### Goal
Copy the data precisely, character for character, and leave out every picture.

### Records
┌────────
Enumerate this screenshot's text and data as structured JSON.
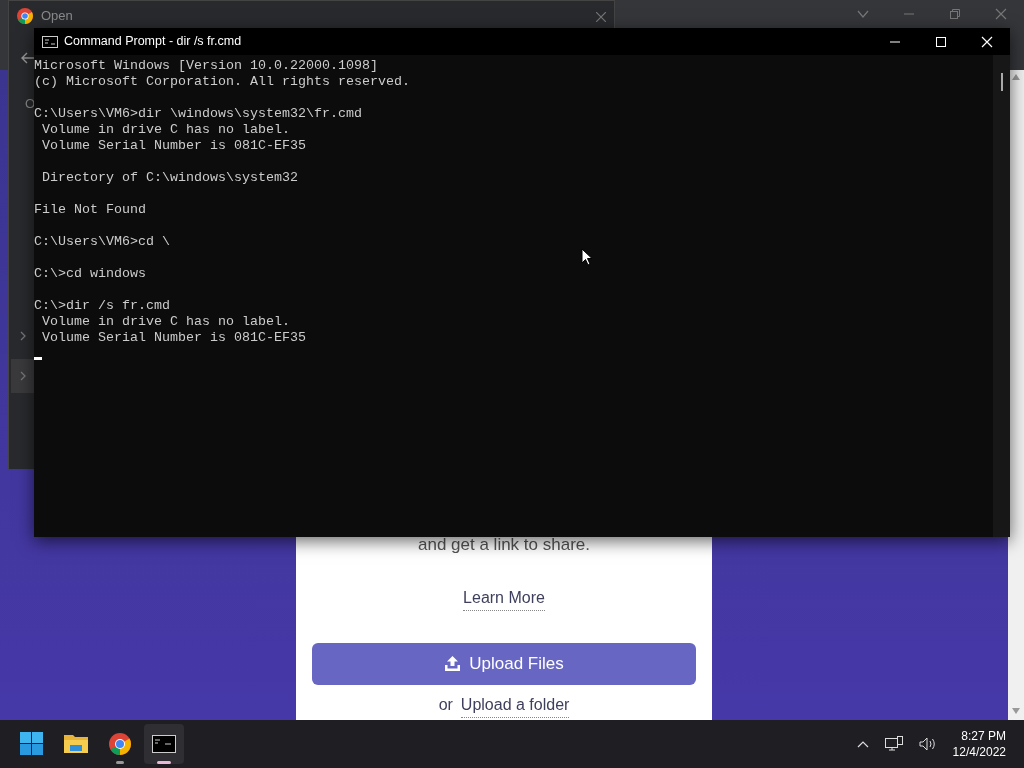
{
  "browser_window": {
    "page": {
      "tagline": "and get a link to share.",
      "learn_more": "Learn More",
      "upload_button": "Upload Files",
      "or_text": "or",
      "upload_folder": "Upload a folder"
    }
  },
  "open_dialog": {
    "title": "Open",
    "text_fragment": "O"
  },
  "console_window": {
    "title": "Command Prompt - dir  /s fr.cmd",
    "blocks": [
      [
        "Microsoft Windows [Version 10.0.22000.1098]",
        "(c) Microsoft Corporation. All rights reserved."
      ],
      [
        "C:\\Users\\VM6>dir \\windows\\system32\\fr.cmd",
        " Volume in drive C has no label.",
        " Volume Serial Number is 081C-EF35"
      ],
      [
        " Directory of C:\\windows\\system32"
      ],
      [
        "File Not Found"
      ],
      [
        "C:\\Users\\VM6>cd \\"
      ],
      [
        "C:\\>cd windows"
      ],
      [
        "C:\\>dir /s fr.cmd",
        " Volume in drive C has no label.",
        " Volume Serial Number is 081C-EF35"
      ]
    ]
  },
  "taskbar": {
    "apps": [
      {
        "kind": "start",
        "running": false,
        "selected": false
      },
      {
        "kind": "files",
        "running": false,
        "selected": false
      },
      {
        "kind": "browser",
        "running": true,
        "selected": false
      },
      {
        "kind": "terminal",
        "running": true,
        "selected": true
      }
    ],
    "time": "8:27 PM",
    "date": "12/4/2022"
  }
}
└────────
### Output
Enumerate this screenshot's text and data as structured JSON.
{
  "browser_window": {
    "page": {
      "tagline": "and get a link to share.",
      "learn_more": "Learn More",
      "upload_button": "Upload Files",
      "or_text": "or",
      "upload_folder": "Upload a folder"
    }
  },
  "open_dialog": {
    "title": "Open",
    "text_fragment": "O"
  },
  "console_window": {
    "title": "Command Prompt - dir  /s fr.cmd",
    "blocks": [
      [
        "Microsoft Windows [Version 10.0.22000.1098]",
        "(c) Microsoft Corporation. All rights reserved."
      ],
      [
        "C:\\Users\\VM6>dir \\windows\\system32\\fr.cmd",
        " Volume in drive C has no label.",
        " Volume Serial Number is 081C-EF35"
      ],
      [
        " Directory of C:\\windows\\system32"
      ],
      [
        "File Not Found"
      ],
      [
        "C:\\Users\\VM6>cd \\"
      ],
      [
        "C:\\>cd windows"
      ],
      [
        "C:\\>dir /s fr.cmd",
        " Volume in drive C has no label.",
        " Volume Serial Number is 081C-EF35"
      ]
    ]
  },
  "taskbar": {
    "apps": [
      {
        "kind": "start",
        "running": false,
        "selected": false
      },
      {
        "kind": "files",
        "running": false,
        "selected": false
      },
      {
        "kind": "browser",
        "running": true,
        "selected": false
      },
      {
        "kind": "terminal",
        "running": true,
        "selected": true
      }
    ],
    "time": "8:27 PM",
    "date": "12/4/2022"
  }
}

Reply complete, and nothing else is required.